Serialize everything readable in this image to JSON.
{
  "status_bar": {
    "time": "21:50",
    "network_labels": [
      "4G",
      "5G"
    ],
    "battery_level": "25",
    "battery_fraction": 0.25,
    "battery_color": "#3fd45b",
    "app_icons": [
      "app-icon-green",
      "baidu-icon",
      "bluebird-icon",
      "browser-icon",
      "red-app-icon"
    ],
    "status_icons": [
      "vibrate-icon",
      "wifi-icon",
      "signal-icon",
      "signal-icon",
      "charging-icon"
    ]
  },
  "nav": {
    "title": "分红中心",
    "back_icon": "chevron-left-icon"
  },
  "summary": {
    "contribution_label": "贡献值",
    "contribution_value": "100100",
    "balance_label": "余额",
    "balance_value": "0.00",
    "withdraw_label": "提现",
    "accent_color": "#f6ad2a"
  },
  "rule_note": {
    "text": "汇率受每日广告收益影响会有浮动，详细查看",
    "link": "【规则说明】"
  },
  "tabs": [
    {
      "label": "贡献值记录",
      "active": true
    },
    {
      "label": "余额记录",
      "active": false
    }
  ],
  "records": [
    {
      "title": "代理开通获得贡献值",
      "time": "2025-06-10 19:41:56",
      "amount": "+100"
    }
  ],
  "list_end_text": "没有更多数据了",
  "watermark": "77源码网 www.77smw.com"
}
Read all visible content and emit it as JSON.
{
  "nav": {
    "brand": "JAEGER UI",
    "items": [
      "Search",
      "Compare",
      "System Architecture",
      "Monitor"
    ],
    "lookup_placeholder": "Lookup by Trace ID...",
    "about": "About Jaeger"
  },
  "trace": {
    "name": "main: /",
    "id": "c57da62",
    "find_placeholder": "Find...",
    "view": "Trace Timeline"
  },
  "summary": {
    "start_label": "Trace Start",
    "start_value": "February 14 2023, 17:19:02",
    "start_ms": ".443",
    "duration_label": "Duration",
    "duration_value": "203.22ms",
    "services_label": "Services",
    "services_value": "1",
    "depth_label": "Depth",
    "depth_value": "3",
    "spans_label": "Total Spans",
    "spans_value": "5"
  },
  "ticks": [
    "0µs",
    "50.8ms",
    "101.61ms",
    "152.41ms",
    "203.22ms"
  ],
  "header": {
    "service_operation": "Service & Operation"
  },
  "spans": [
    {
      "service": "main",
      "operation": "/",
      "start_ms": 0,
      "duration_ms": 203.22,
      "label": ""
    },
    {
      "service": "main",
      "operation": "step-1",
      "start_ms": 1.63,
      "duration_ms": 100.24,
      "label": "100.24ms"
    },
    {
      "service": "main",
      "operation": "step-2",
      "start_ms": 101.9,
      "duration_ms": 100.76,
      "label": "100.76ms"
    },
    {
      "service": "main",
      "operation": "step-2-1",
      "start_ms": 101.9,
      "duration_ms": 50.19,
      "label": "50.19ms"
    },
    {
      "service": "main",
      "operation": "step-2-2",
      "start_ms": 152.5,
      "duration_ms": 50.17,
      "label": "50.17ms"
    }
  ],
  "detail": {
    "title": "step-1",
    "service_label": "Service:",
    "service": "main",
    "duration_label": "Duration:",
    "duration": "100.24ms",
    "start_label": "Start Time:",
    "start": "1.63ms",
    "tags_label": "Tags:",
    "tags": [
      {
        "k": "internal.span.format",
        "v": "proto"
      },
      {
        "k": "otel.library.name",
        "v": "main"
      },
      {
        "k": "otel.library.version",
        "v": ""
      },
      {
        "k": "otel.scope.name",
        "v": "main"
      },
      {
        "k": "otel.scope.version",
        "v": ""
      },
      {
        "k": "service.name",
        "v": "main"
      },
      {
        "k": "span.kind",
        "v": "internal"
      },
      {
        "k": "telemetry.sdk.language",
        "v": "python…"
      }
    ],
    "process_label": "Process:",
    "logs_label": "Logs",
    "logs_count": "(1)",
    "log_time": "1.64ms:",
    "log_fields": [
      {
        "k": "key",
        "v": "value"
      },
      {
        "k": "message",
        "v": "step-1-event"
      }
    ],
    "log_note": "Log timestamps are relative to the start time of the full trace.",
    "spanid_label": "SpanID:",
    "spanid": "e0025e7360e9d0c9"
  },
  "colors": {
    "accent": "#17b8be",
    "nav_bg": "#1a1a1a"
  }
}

→ **Short exercise**
The full set of records should be duplicated exactly.

→ **Task result**
Serialize everything readable in this image to JSON.
{
  "status_bar": {
    "time": "21:50",
    "network_labels": [
      "4G",
      "5G"
    ],
    "battery_level": "25",
    "battery_fraction": 0.25,
    "battery_color": "#3fd45b",
    "app_icons": [
      "app-icon-green",
      "baidu-icon",
      "bluebird-icon",
      "browser-icon",
      "red-app-icon"
    ],
    "status_icons": [
      "vibrate-icon",
      "wifi-icon",
      "signal-icon",
      "signal-icon",
      "charging-icon"
    ]
  },
  "nav": {
    "title": "分红中心",
    "back_icon": "chevron-left-icon"
  },
  "summary": {
    "contribution_label": "贡献值",
    "contribution_value": "100100",
    "balance_label": "余额",
    "balance_value": "0.00",
    "withdraw_label": "提现",
    "accent_color": "#f6ad2a"
  },
  "rule_note": {
    "text": "汇率受每日广告收益影响会有浮动，详细查看",
    "link": "【规则说明】"
  },
  "tabs": [
    {
      "label": "贡献值记录",
      "active": true
    },
    {
      "label": "余额记录",
      "active": false
    }
  ],
  "records": [
    {
      "title": "代理开通获得贡献值",
      "time": "2025-06-10 19:41:56",
      "amount": "+100"
    }
  ],
  "list_end_text": "没有更多数据了",
  "watermark": "77源码网 www.77smw.com"
}
Read all visible content and emit it as JSON.
{
  "nav": {
    "brand": "JAEGER UI",
    "items": [
      "Search",
      "Compare",
      "System Architecture",
      "Monitor"
    ],
    "lookup_placeholder": "Lookup by Trace ID...",
    "about": "About Jaeger"
  },
  "trace": {
    "name": "main: /",
    "id": "c57da62",
    "find_placeholder": "Find...",
    "view": "Trace Timeline"
  },
  "summary": {
    "start_label": "Trace Start",
    "start_value": "February 14 2023, 17:19:02",
    "start_ms": ".443",
    "duration_label": "Duration",
    "duration_value": "203.22ms",
    "services_label": "Services",
    "services_value": "1",
    "depth_label": "Depth",
    "depth_value": "3",
    "spans_label": "Total Spans",
    "spans_value": "5"
  },
  "ticks": [
    "0µs",
    "50.8ms",
    "101.61ms",
    "152.41ms",
    "203.22ms"
  ],
  "header": {
    "service_operation": "Service & Operation"
  },
  "spans": [
    {
      "service": "main",
      "operation": "/",
      "start_ms": 0,
      "duration_ms": 203.22,
      "label": ""
    },
    {
      "service": "main",
      "operation": "step-1",
      "start_ms": 1.63,
      "duration_ms": 100.24,
      "label": "100.24ms"
    },
    {
      "service": "main",
      "operation": "step-2",
      "start_ms": 101.9,
      "duration_ms": 100.76,
      "label": "100.76ms"
    },
    {
      "service": "main",
      "operation": "step-2-1",
      "start_ms": 101.9,
      "duration_ms": 50.19,
      "label": "50.19ms"
    },
    {
      "service": "main",
      "operation": "step-2-2",
      "start_ms": 152.5,
      "duration_ms": 50.17,
      "label": "50.17ms"
    }
  ],
  "detail": {
    "title": "step-1",
    "service_label": "Service:",
    "service": "main",
    "duration_label": "Duration:",
    "duration": "100.24ms",
    "start_label": "Start Time:",
    "start": "1.63ms",
    "tags_label": "Tags:",
    "tags": [
      {
        "k": "internal.span.format",
        "v": "proto"
      },
      {
        "k": "otel.library.name",
        "v": "main"
      },
      {
        "k": "otel.library.version",
        "v": ""
      },
      {
        "k": "otel.scope.name",
        "v": "main"
      },
      {
        "k": "otel.scope.version",
        "v": ""
      },
      {
        "k": "service.name",
        "v": "main"
      },
      {
        "k": "span.kind",
        "v": "internal"
      },
      {
        "k": "telemetry.sdk.language",
        "v": "python…"
      }
    ],
    "process_label": "Process:",
    "logs_label": "Logs",
    "logs_count": "(1)",
    "log_time": "1.64ms:",
    "log_fields": [
      {
        "k": "key",
        "v": "value"
      },
      {
        "k": "message",
        "v": "step-1-event"
      }
    ],
    "log_note": "Log timestamps are relative to the start time of the full trace.",
    "spanid_label": "SpanID:",
    "spanid": "e0025e7360e9d0c9"
  },
  "colors": {
    "accent": "#17b8be",
    "nav_bg": "#1a1a1a"
  }
}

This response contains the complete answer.